BEGIN STORED DATA

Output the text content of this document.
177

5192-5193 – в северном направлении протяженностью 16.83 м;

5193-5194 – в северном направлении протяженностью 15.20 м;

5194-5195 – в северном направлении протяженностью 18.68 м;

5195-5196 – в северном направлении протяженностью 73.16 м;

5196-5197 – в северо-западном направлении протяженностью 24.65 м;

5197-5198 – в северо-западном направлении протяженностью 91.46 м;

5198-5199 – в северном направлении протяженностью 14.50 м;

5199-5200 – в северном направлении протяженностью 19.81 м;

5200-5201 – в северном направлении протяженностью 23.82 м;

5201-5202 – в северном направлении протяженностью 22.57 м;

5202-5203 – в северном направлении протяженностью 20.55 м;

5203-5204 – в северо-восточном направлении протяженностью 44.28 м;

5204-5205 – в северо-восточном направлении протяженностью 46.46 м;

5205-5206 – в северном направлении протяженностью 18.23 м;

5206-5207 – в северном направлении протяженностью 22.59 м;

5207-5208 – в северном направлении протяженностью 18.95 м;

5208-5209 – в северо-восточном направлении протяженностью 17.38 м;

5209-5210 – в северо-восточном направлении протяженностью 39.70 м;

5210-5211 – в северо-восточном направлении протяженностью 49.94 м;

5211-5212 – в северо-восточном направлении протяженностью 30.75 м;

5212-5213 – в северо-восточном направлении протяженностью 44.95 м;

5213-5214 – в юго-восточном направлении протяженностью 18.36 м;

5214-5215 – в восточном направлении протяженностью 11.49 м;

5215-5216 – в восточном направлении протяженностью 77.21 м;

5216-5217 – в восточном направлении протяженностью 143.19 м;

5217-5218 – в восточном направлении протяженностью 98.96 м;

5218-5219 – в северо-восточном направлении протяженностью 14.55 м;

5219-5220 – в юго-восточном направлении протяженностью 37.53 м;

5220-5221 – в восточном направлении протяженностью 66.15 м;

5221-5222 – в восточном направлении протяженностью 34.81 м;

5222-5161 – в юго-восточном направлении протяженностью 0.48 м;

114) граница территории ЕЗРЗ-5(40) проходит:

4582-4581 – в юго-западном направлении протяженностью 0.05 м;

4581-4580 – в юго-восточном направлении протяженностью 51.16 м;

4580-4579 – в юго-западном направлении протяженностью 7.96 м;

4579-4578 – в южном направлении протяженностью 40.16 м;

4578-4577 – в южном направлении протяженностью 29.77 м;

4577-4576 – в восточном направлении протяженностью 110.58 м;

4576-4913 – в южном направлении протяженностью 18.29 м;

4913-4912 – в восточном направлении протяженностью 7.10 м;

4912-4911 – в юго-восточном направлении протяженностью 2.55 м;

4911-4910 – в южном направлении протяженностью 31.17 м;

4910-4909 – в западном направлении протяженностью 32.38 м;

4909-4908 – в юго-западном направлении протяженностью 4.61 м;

END STORED DATA

— WORK TO DO —
Only the number is wanted: how many lines of these entries contain the string "западном"?

— THE COMPLETED TASK —
6